### What the task asks
Make an exact copy of the entries below.

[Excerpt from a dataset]

-.-.-

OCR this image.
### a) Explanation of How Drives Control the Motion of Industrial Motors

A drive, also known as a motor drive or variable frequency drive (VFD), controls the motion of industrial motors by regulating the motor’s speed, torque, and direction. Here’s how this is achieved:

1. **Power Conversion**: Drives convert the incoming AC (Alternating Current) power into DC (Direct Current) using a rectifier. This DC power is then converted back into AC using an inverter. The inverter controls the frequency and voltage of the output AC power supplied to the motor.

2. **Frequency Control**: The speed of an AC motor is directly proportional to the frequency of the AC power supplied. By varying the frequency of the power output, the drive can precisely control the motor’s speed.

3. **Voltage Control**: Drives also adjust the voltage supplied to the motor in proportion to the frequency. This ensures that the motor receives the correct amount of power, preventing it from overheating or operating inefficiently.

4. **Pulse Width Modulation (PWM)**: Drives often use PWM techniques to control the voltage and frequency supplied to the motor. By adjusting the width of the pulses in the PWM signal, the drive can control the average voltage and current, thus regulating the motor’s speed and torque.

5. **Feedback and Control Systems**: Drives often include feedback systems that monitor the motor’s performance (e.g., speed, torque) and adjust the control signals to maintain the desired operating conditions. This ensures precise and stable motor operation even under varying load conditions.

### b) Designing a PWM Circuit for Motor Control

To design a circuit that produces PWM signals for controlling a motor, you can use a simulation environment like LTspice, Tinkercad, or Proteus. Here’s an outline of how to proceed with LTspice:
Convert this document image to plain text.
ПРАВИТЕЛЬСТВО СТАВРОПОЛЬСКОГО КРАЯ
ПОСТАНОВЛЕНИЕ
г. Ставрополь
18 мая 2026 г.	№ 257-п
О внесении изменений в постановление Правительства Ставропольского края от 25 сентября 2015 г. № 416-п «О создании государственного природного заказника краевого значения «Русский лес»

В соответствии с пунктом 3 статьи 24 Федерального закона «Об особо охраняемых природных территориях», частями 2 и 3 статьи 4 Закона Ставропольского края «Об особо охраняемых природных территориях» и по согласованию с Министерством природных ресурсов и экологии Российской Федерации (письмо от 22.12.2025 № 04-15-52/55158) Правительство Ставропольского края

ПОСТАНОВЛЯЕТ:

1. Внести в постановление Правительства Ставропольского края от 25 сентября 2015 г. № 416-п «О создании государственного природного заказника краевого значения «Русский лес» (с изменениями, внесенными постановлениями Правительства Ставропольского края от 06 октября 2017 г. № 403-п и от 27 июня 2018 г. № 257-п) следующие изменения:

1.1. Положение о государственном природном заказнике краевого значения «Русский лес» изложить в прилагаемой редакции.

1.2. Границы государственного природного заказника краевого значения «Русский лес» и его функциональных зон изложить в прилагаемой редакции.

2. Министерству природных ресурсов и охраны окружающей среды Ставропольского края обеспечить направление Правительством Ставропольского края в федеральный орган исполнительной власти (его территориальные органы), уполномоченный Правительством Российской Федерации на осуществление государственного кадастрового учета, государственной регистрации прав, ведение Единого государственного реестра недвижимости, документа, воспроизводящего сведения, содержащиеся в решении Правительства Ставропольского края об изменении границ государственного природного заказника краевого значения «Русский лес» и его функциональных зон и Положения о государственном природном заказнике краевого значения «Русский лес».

-.-.-

### Response
OCR this image.
### a) Explanation of How Drives Control the Motion of Industrial Motors

A drive, also known as a motor drive or variable frequency drive (VFD), controls the motion of industrial motors by regulating the motor’s speed, torque, and direction. Here’s how this is achieved:

1. **Power Conversion**: Drives convert the incoming AC (Alternating Current) power into DC (Direct Current) using a rectifier. This DC power is then converted back into AC using an inverter. The inverter controls the frequency and voltage of the output AC power supplied to the motor.

2. **Frequency Control**: The speed of an AC motor is directly proportional to the frequency of the AC power supplied. By varying the frequency of the power output, the drive can precisely control the motor’s speed.

3. **Voltage Control**: Drives also adjust the voltage supplied to the motor in proportion to the frequency. This ensures that the motor receives the correct amount of power, preventing it from overheating or operating inefficiently.

4. **Pulse Width Modulation (PWM)**: Drives often use PWM techniques to control the voltage and frequency supplied to the motor. By adjusting the width of the pulses in the PWM signal, the drive can control the average voltage and current, thus regulating the motor’s speed and torque.

5. **Feedback and Control Systems**: Drives often include feedback systems that monitor the motor’s performance (e.g., speed, torque) and adjust the control signals to maintain the desired operating conditions. This ensures precise and stable motor operation even under varying load conditions.

### b) Designing a PWM Circuit for Motor Control

To design a circuit that produces PWM signals for controlling a motor, you can use a simulation environment like LTspice, Tinkercad, or Proteus. Here’s an outline of how to proceed with LTspice:
Convert this document image to plain text.
ПРАВИТЕЛЬСТВО СТАВРОПОЛЬСКОГО КРАЯ
ПОСТАНОВЛЕНИЕ
г. Ставрополь
18 мая 2026 г.	№ 257-п
О внесении изменений в постановление Правительства Ставропольского края от 25 сентября 2015 г. № 416-п «О создании государственного природного заказника краевого значения «Русский лес»

В соответствии с пунктом 3 статьи 24 Федерального закона «Об особо охраняемых природных территориях», частями 2 и 3 статьи 4 Закона Ставропольского края «Об особо охраняемых природных территориях» и по согласованию с Министерством природных ресурсов и экологии Российской Федерации (письмо от 22.12.2025 № 04-15-52/55158) Правительство Ставропольского края

ПОСТАНОВЛЯЕТ:

1. Внести в постановление Правительства Ставропольского края от 25 сентября 2015 г. № 416-п «О создании государственного природного заказника краевого значения «Русский лес» (с изменениями, внесенными постановлениями Правительства Ставропольского края от 06 октября 2017 г. № 403-п и от 27 июня 2018 г. № 257-п) следующие изменения:

1.1. Положение о государственном природном заказнике краевого значения «Русский лес» изложить в прилагаемой редакции.

1.2. Границы государственного природного заказника краевого значения «Русский лес» и его функциональных зон изложить в прилагаемой редакции.

2. Министерству природных ресурсов и охраны окружающей среды Ставропольского края обеспечить направление Правительством Ставропольского края в федеральный орган исполнительной власти (его территориальные органы), уполномоченный Правительством Российской Федерации на осуществление государственного кадастрового учета, государственной регистрации прав, ведение Единого государственного реестра недвижимости, документа, воспроизводящего сведения, содержащиеся в решении Правительства Ставропольского края об изменении границ государственного природного заказника краевого значения «Русский лес» и его функциональных зон и Положения о государственном природном заказнике краевого значения «Русский лес».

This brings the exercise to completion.